* **EXERCISE**: Find the string "force" in the listing and report every line that has it.
╔══
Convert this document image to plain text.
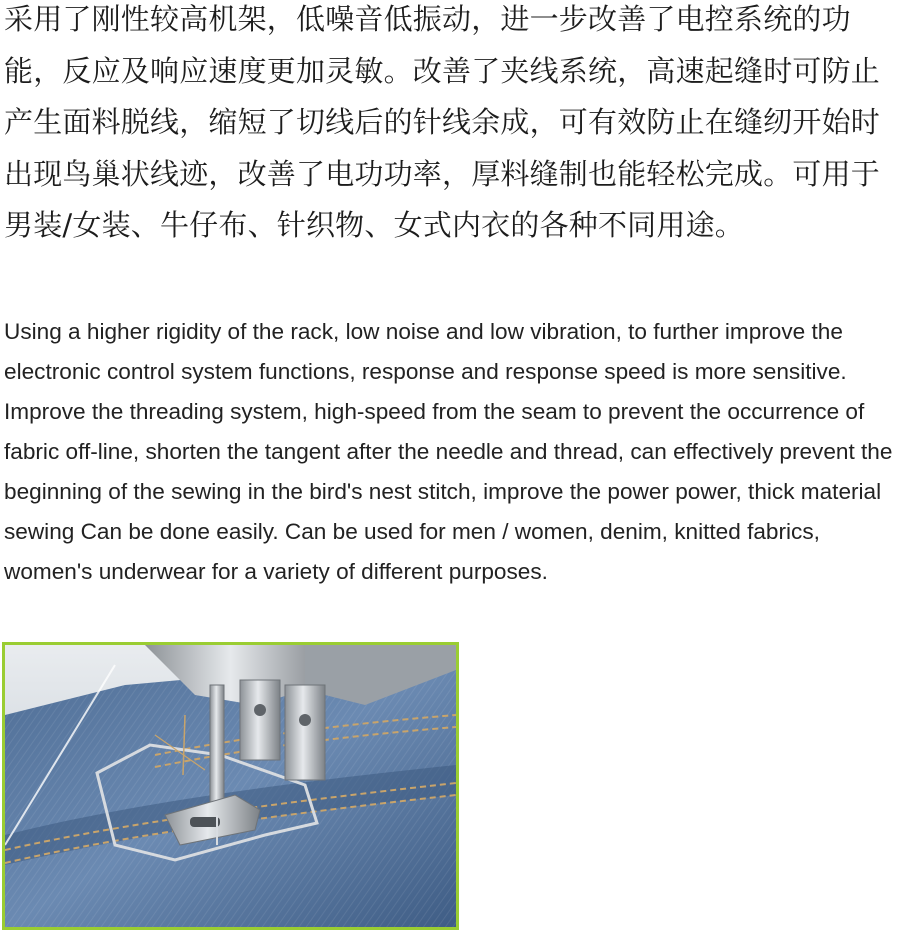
采用了刚性较高机架，低噪音低振动，进一步改善了电控系统的功能，反应及响应速度更加灵敏。改善了夹线系统，高速起缝时可防止产生面料脱线，缩短了切线后的针线余成，可有效防止在缝纫开始时出现鸟巢状线迹，改善了电功功率，厚料缝制也能轻松完成。可用于男装/女装、牛仔布、针织物、女式内衣的各种不同用途。

Using a higher rigidity of the rack, low noise and low vibration, to further improve the electronic control system functions, response and response speed is more sensitive. Improve the threading system, high-speed from the seam to prevent the occurrence of fabric off-line, shorten the tangent after the needle and thread, can effectively prevent the beginning of the sewing in the bird's nest stitch, improve the power power, thick material sewing Can be done easily. Can be used for men / women, denim, knitted fabrics, women's underwear for a variety of different purposes.
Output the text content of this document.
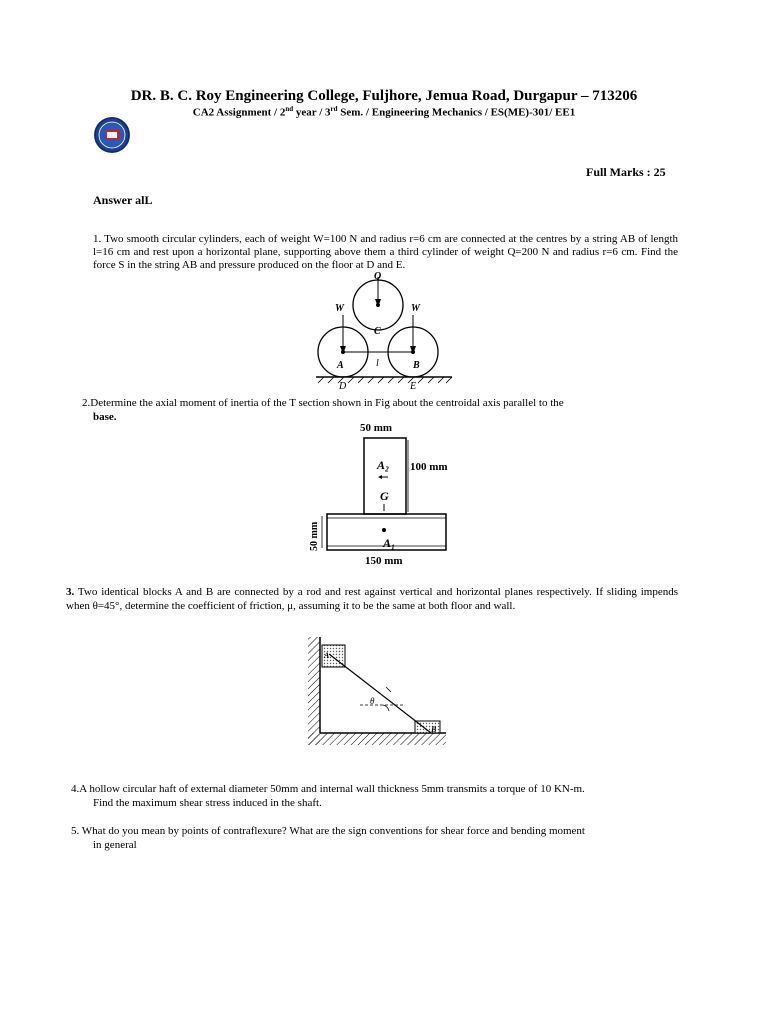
DR. B. C. Roy Engineering College, Fuljhore, Jemua Road, Durgapur – 713206
CA2 Assignment / 2nd year / 3rd Sem. / Engineering Mechanics / ES(ME)-301/ EE1
Full Marks : 25
Answer alL
1. Two smooth circular cylinders, each of weight W=100 N and radius r=6 cm are connected at the centres by a string AB of length l=16 cm and rest upon a horizontal plane, supporting above them a third cylinder of weight Q=200 N and radius r=6 cm. Find the force S in the string AB and pressure produced on the floor at D and E.
Q
W	W
C
A	B
l
D	E
2.Determine the axial moment of inertia of the T section shown in Fig about the centroidal axis parallel to the
base.
50 mm
100 mm
A₂
G
A₁
50 mm
150 mm
3. Two identical blocks A and B are connected by a rod and rest against vertical and horizontal planes respectively. If sliding impends when θ=45°, determine the coefficient of friction, μ, assuming it to be the same at both floor and wall.
A
B
θ
4.A hollow circular haft of external diameter 50mm and internal wall thickness 5mm transmits a torque of 10 KN-m.
Find the maximum shear stress induced in the shaft.
5. What do you mean by points of contraflexure? What are the sign conventions for shear force and bending moment
in general
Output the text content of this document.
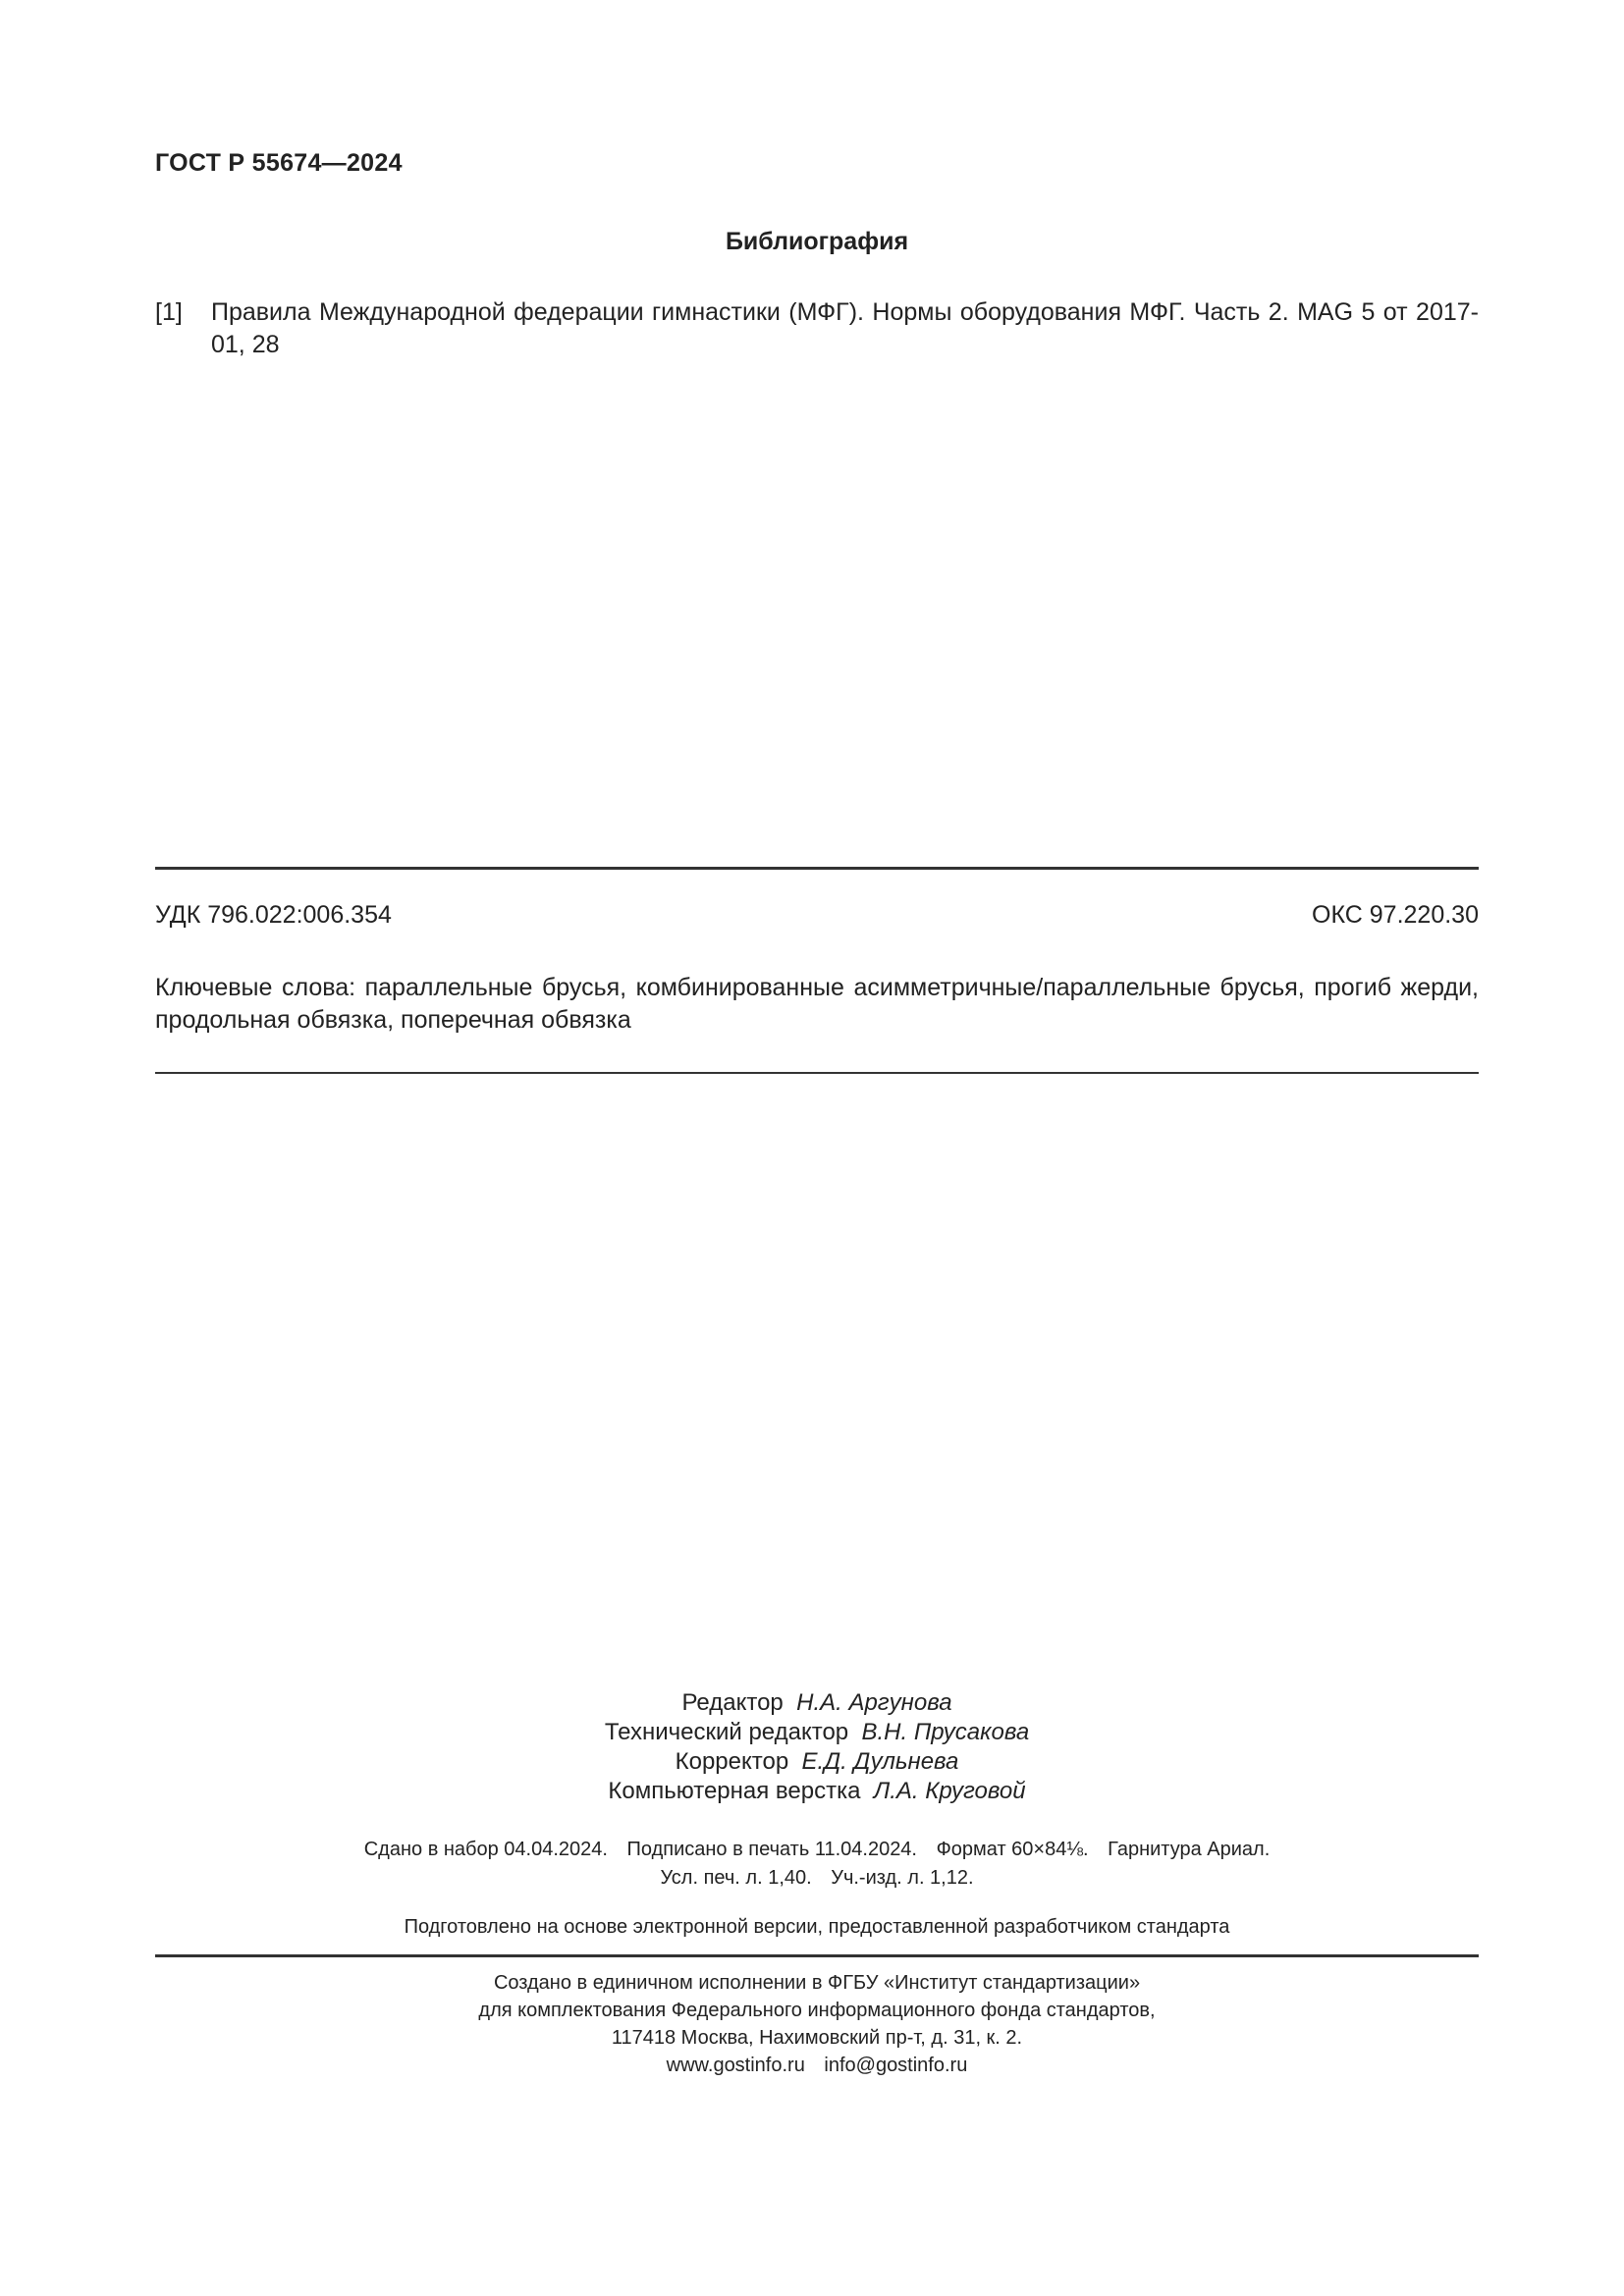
ГОСТ Р 55674—2024
Библиография
[1] Правила Международной федерации гимнастики (МФГ). Нормы оборудования МФГ. Часть 2. MAG 5 от 2017-01, 28
УДК 796.022:006.354	ОКС 97.220.30
Ключевые слова: параллельные брусья, комбинированные асимметричные/параллельные брусья, прогиб жерди, продольная обвязка, поперечная обвязка
Редактор Н.А. Аргунова
Технический редактор В.Н. Прусакова
Корректор Е.Д. Дульнева
Компьютерная верстка Л.А. Круговой
Сдано в набор 04.04.2024. Подписано в печать 11.04.2024. Формат 60×84⅛. Гарнитура Ариал.
Усл. печ. л. 1,40. Уч.-изд. л. 1,12.
Подготовлено на основе электронной версии, предоставленной разработчиком стандарта
Создано в единичном исполнении в ФГБУ «Институт стандартизации»
для комплектования Федерального информационного фонда стандартов,
117418 Москва, Нахимовский пр-т, д. 31, к. 2.
www.gostinfo.ru info@gostinfo.ru
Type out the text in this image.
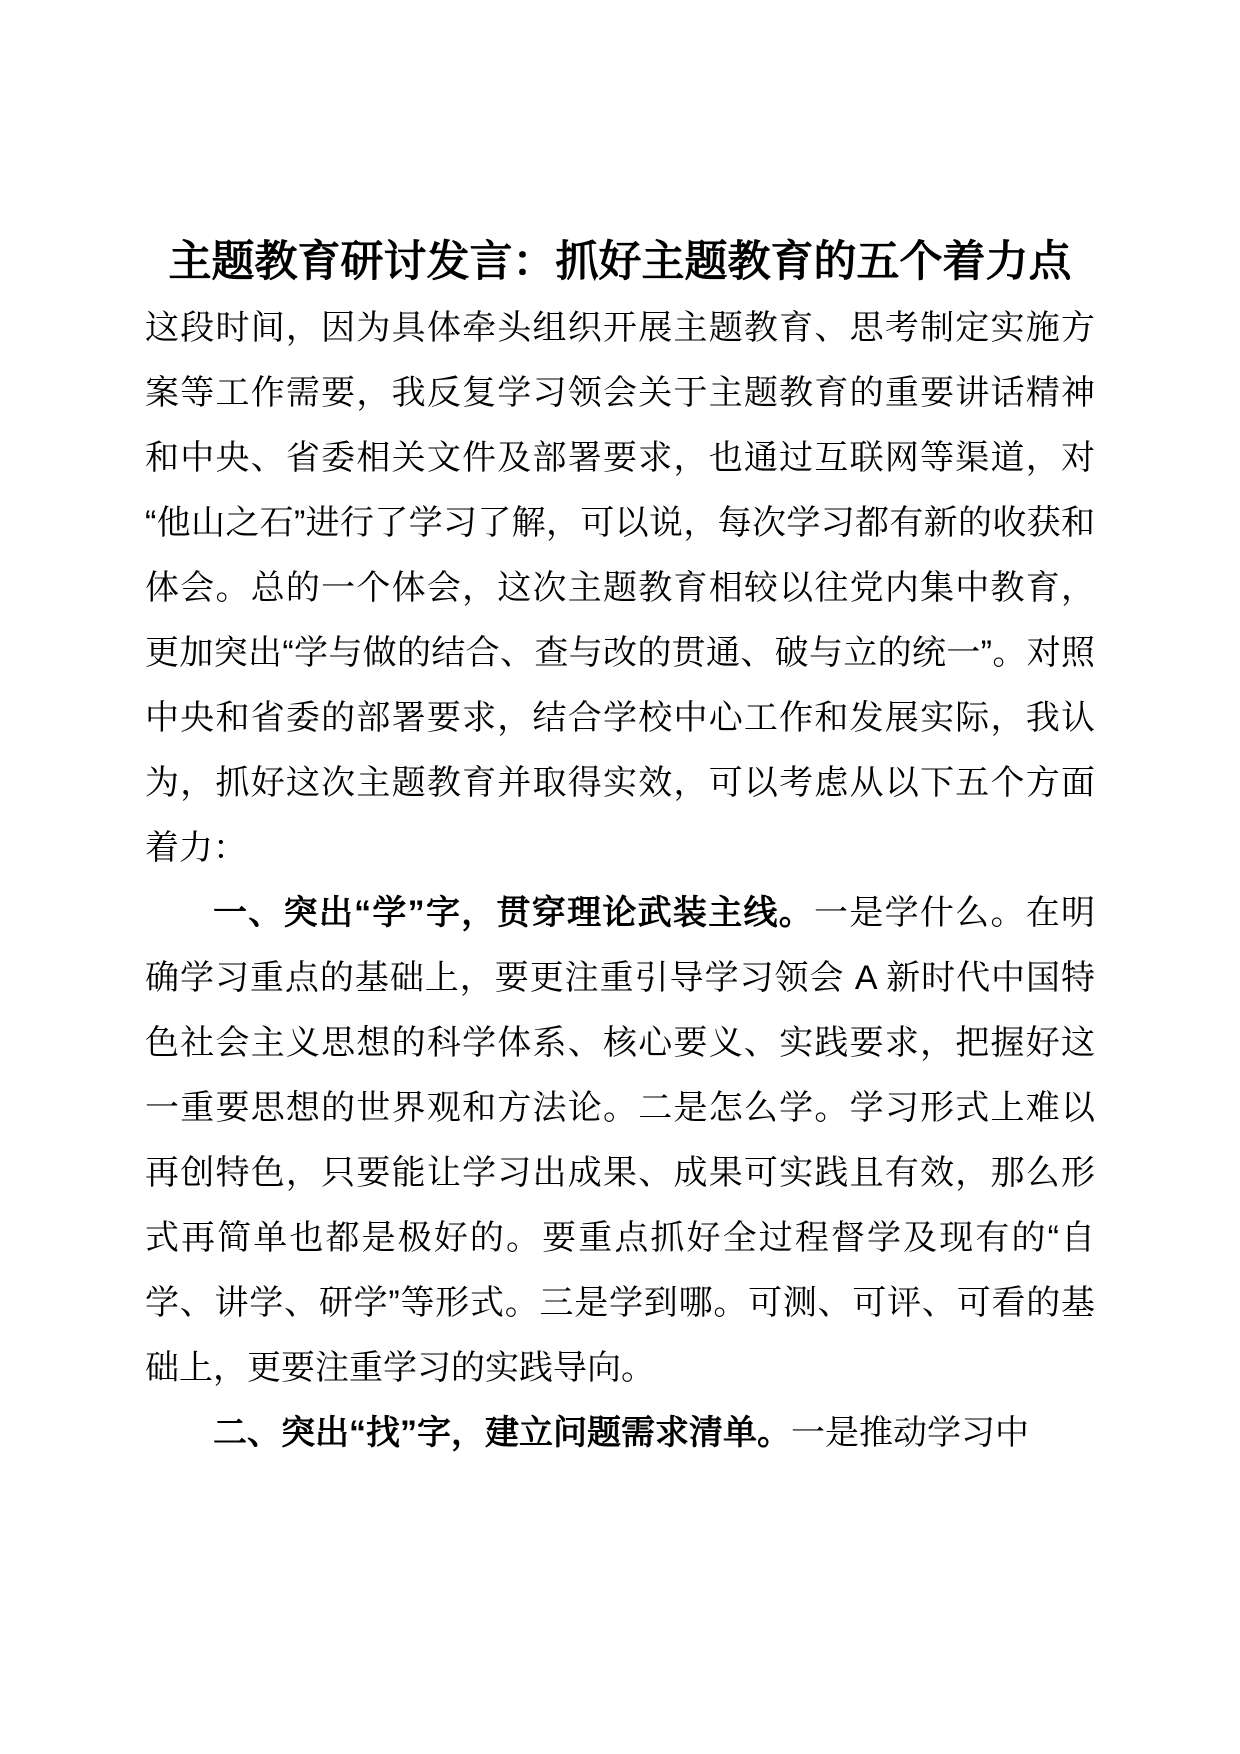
主题教育研讨发言：抓好主题教育的五个着力点

这段时间，因为具体牵头组织开展主题教育、思考制定实施方案等工作需要，我反复学习领会关于主题教育的重要讲话精神和中央、省委相关文件及部署要求，也通过互联网等渠道，对“他山之石”进行了学习了解，可以说，每次学习都有新的收获和体会。总的一个体会，这次主题教育相较以往党内集中教育，更加突出“学与做的结合、查与改的贯通、破与立的统一”。对照中央和省委的部署要求，结合学校中心工作和发展实际，我认为，抓好这次主题教育并取得实效，可以考虑从以下五个方面着力：

一、突出“学”字，贯穿理论武装主线。一是学什么。在明确学习重点的基础上，要更注重引导学习领会 A 新时代中国特色社会主义思想的科学体系、核心要义、实践要求，把握好这一重要思想的世界观和方法论。二是怎么学。学习形式上难以再创特色，只要能让学习出成果、成果可实践且有效，那么形式再简单也都是极好的。要重点抓好全过程督学及现有的“自学、讲学、研学”等形式。三是学到哪。可测、可评、可看的基础上，更要注重学习的实践导向。

二、突出“找”字，建立问题需求清单。一是推动学习中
╚══
* **SOLUTION**:
1. Two smooth circular cylinders, each of weight W=100 N and radius r=6 cm are connected at the centres by a string AB of length l=16 cm and rest upon a horizontal plane, supporting above them a third cylinder of weight Q=200 N and radius r=6 cm. Find the force S in the string AB and pressure produced on the floor at D and E.
5. What do you mean by points of contraflexure? What are the sign conventions for shear force and bending moment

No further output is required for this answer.